▸ Extrait:
--------------------------------------------------

La fermeture annoncée des opérations de Ford Australie fait partie d'une vaste restructuration de l'industrie automobile internationale qui dévaste les emplois, les salaires et les conditions de travail dans l'automobile sur toute la planète. Cela soulève la nécessité pour la classe ouvrière de réagir avec sa propre stratégie politique globale, s'appuyant sur une perspective socialiste internationaliste, en défense de ses intérêts indépendants.
Depuis qu’a éclaté le krach financier en 2008, le secteur automobile a été le plus exposé aux tentatives de l'élite financière de s'extirper des effets de la crise économique en appauvrissant les travailleurs de l'automobile et en imposant des concessions sans fin à la «productivité». Le gouvernement Obama aux États-Unis, en collaboration avec le syndicat United Auto Workers, a été à la pointe de cette offensive, détruisant des dizaines de milliers d'emplois et réduisant les salaires jusqu'à 50 pour cent. Les nouveaux embauchés dans cette industrie gagnent maintenant moins, en valeur réelle, que leurs homologues dans les années 1930.

--------------------------------------------------

▸ Données fournies:
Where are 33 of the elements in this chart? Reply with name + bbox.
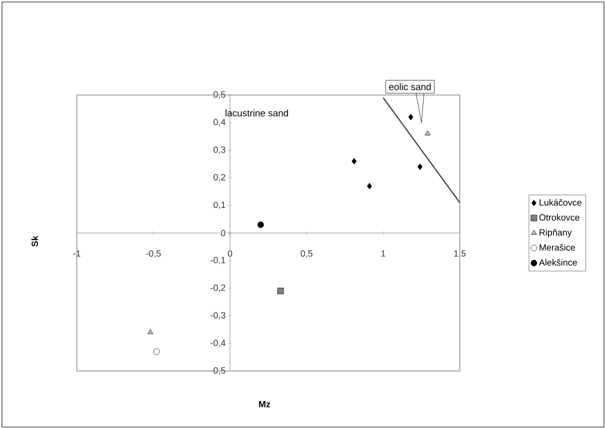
point bbox=[148, 329, 154, 334]
y-tick-label: 0 bbox=[221, 230, 226, 236]
point bbox=[277, 288, 284, 294]
x-tick-label: 1 bbox=[381, 250, 386, 256]
point bbox=[153, 348, 160, 355]
y-tick-label: 0,2 bbox=[214, 174, 226, 182]
point bbox=[366, 182, 372, 190]
y-tick-label: 0,3 bbox=[214, 146, 226, 154]
y-tick-label: -0,5 bbox=[210, 367, 226, 375]
point bbox=[257, 222, 264, 228]
y-tick-label: -0,1 bbox=[210, 256, 226, 264]
y-tick-label: -0,3 bbox=[210, 312, 226, 320]
point bbox=[352, 158, 357, 164]
x-tick-label: -0,5 bbox=[146, 250, 161, 258]
x-tick-label: 0,5 bbox=[300, 250, 312, 258]
legend-label: Alekšince bbox=[538, 259, 577, 266]
legend-label: Merašice bbox=[540, 244, 575, 251]
x-tick-label: 0 bbox=[228, 250, 232, 257]
point bbox=[418, 164, 422, 170]
y-tick-label: 0,4 bbox=[214, 118, 226, 126]
legend-label: Otrokovce bbox=[539, 214, 580, 221]
legend-label: Lukáčovce bbox=[540, 198, 582, 206]
x-axis-title: Mz bbox=[259, 401, 270, 408]
y-tick-label: 0,5 bbox=[214, 91, 226, 99]
text: eolic sand bbox=[389, 83, 431, 90]
y-tick-label: -0,2 bbox=[210, 284, 226, 292]
y-tick-label: -0,4 bbox=[210, 340, 226, 348]
legend-label: Ripňany bbox=[540, 229, 572, 238]
annotation: lacustrine sand bbox=[226, 109, 288, 116]
y-tick-label: 0,1 bbox=[214, 202, 226, 210]
point bbox=[424, 130, 430, 136]
point bbox=[408, 114, 414, 120]
y-axis-title: Sk bbox=[31, 236, 38, 246]
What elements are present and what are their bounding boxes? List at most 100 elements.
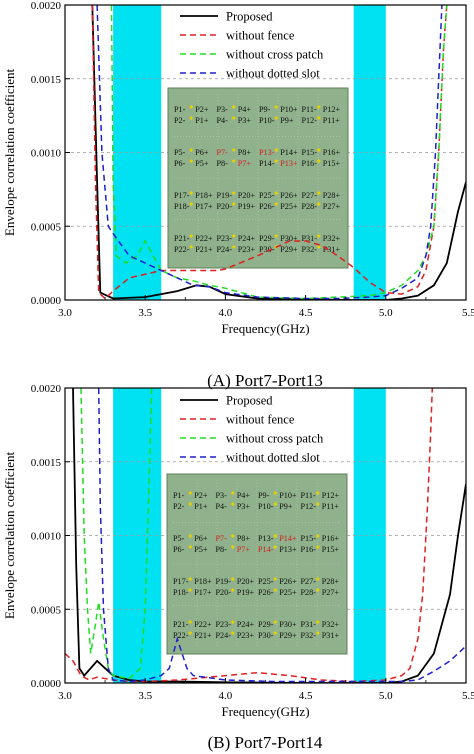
port-marker	[315, 577, 320, 581]
port-marker	[188, 631, 193, 635]
port-label: P14-	[258, 545, 274, 554]
port-marker	[230, 577, 235, 581]
port-label: P12+	[323, 105, 341, 114]
port-label: P15+	[323, 159, 341, 168]
port-label: P10+	[280, 105, 298, 114]
x-tick-label: 4.0	[219, 307, 233, 319]
port-marker	[231, 191, 236, 195]
port-label: P18+	[195, 191, 213, 200]
port-label: P1+	[195, 116, 209, 125]
x-tick-label: 3.5	[138, 307, 152, 319]
port-label: P20+	[238, 191, 256, 200]
port-label: P28+	[323, 191, 341, 200]
port-label: P3-	[217, 105, 229, 114]
legend-entry: without fence	[226, 29, 295, 43]
port-label: P10+	[279, 491, 297, 500]
x-tick-label: 4.5	[299, 307, 313, 319]
series-line-without-cross-patch	[110, 5, 448, 300]
port-marker	[230, 588, 235, 592]
port-marker	[230, 545, 235, 549]
y-tick-label: 0.0010	[31, 531, 62, 543]
port-label: P24+	[237, 620, 255, 629]
port-label: P25-	[258, 577, 274, 586]
port-label: P19-	[216, 577, 232, 586]
port-label: P9+	[279, 502, 293, 511]
legend-entry: without fence	[226, 413, 295, 427]
port-label: P16-	[302, 159, 318, 168]
port-marker	[315, 491, 320, 495]
port-label: P13+	[280, 159, 298, 168]
port-label: P22-	[174, 245, 190, 254]
x-tick-label: 5.0	[379, 307, 393, 319]
port-label: P29-	[259, 234, 275, 243]
y-tick-label: 0.0005	[31, 604, 62, 616]
port-label: P19-	[217, 191, 233, 200]
series-line-proposed	[91, 5, 466, 300]
port-label: P4-	[216, 502, 228, 511]
port-label: P30+	[279, 620, 297, 629]
port-label: P2-	[173, 502, 185, 511]
port-label: P21+	[194, 631, 212, 640]
port-label: P27-	[301, 577, 317, 586]
port-label: P14+	[279, 534, 297, 543]
series-line-without-dotted-slot	[97, 388, 466, 683]
port-marker	[316, 116, 321, 120]
port-label: P4+	[237, 491, 251, 500]
port-label: P20-	[217, 202, 233, 211]
port-label: P31+	[322, 631, 340, 640]
port-label: P6-	[173, 545, 185, 554]
port-marker	[230, 534, 235, 538]
port-marker	[316, 245, 321, 249]
y-axis-label: Envelope correlation coefficient	[2, 69, 17, 237]
port-label: P22+	[194, 620, 212, 629]
port-marker	[273, 534, 278, 538]
y-tick-label: 0.0010	[31, 148, 62, 160]
port-marker	[189, 148, 194, 152]
port-marker	[231, 105, 236, 109]
y-tick-label: 0.0005	[31, 221, 62, 233]
port-marker	[315, 545, 320, 549]
port-label: P7-	[216, 534, 228, 543]
port-label: P9+	[280, 116, 294, 125]
port-marker	[273, 545, 278, 549]
series-line-proposed	[72, 388, 466, 683]
x-axis-label: Frequency(GHz)	[221, 704, 309, 719]
legend-entry: without dotted slot	[226, 451, 320, 465]
x-tick-label: 5.50	[462, 690, 474, 702]
port-marker	[274, 116, 279, 120]
port-label: P12-	[301, 502, 317, 511]
port-label: P7+	[238, 159, 252, 168]
port-marker	[230, 631, 235, 635]
port-label: P13-	[258, 534, 274, 543]
port-marker	[189, 191, 194, 195]
port-label: P6+	[195, 148, 209, 157]
y-axis-label: Envelope correlation coefficient	[2, 452, 17, 620]
x-tick-label: 3.0	[58, 307, 72, 319]
port-marker	[316, 148, 321, 152]
y-tick-label: 0.0000	[31, 295, 62, 307]
port-label: P31-	[302, 234, 318, 243]
port-label: P32-	[302, 245, 318, 254]
port-marker	[273, 577, 278, 581]
port-marker	[315, 534, 320, 538]
port-marker	[189, 159, 194, 163]
port-layout-inset: P1- P2+ P3- P4+ P9- P10+ P11- P12+ P2- P1+ P4- P3+ P…	[167, 87, 349, 269]
x-tick-label: 5.50	[462, 307, 474, 319]
port-label: P18-	[173, 588, 189, 597]
panel-caption: (A) Port7-Port13	[207, 371, 323, 390]
port-marker	[230, 502, 235, 506]
port-label: P6+	[194, 534, 208, 543]
port-label: P6-	[174, 159, 186, 168]
port-label: P16+	[323, 148, 341, 157]
legend-entry: Proposed	[226, 10, 273, 24]
port-label: P18+	[194, 577, 212, 586]
port-label: P11+	[322, 502, 339, 511]
port-label: P19+	[238, 202, 256, 211]
port-label: P30+	[280, 234, 298, 243]
port-label: P11-	[302, 105, 317, 114]
port-label: P8+	[237, 534, 251, 543]
port-marker	[231, 116, 236, 120]
port-marker	[273, 620, 278, 624]
port-label: P1-	[174, 105, 186, 114]
port-label: P22-	[173, 631, 189, 640]
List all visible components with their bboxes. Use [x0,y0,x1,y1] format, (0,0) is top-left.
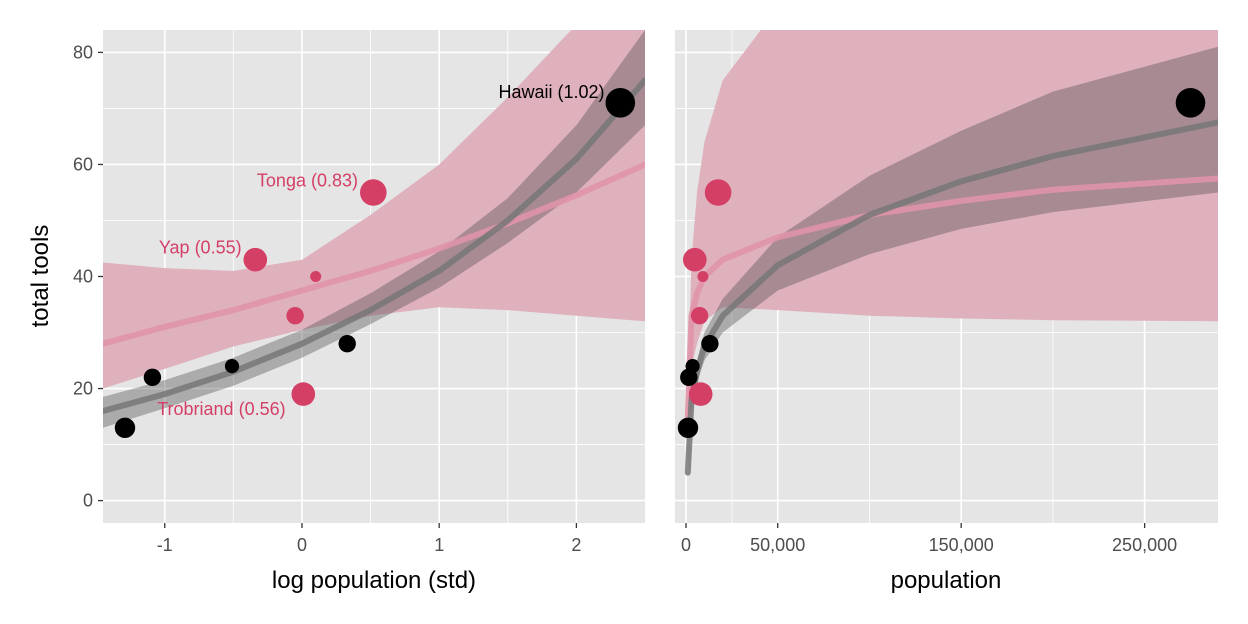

--------------------------------------------------

▸ Consigne: Recopiez le passage de l'extrait sur l'industrie automobile, de « La fermeture annoncée » à « ses intérêts indépendants. ». Les lignes ne jouent aucun rôle dans cet exercice.

▸ Réponse attendue:
La fermeture annoncée des opérations de Ford Australie fait partie d'une vaste restructuration de l'industrie automobile internationale qui dévaste les emplois, les salaires et les conditions de travail dans l'automobile sur toute la planète. Cela soulève la nécessité pour la classe ouvrière de réagir avec sa propre stratégie politique globale, s'appuyant sur une perspective socialiste internationaliste, en défense de ses intérêts indépendants.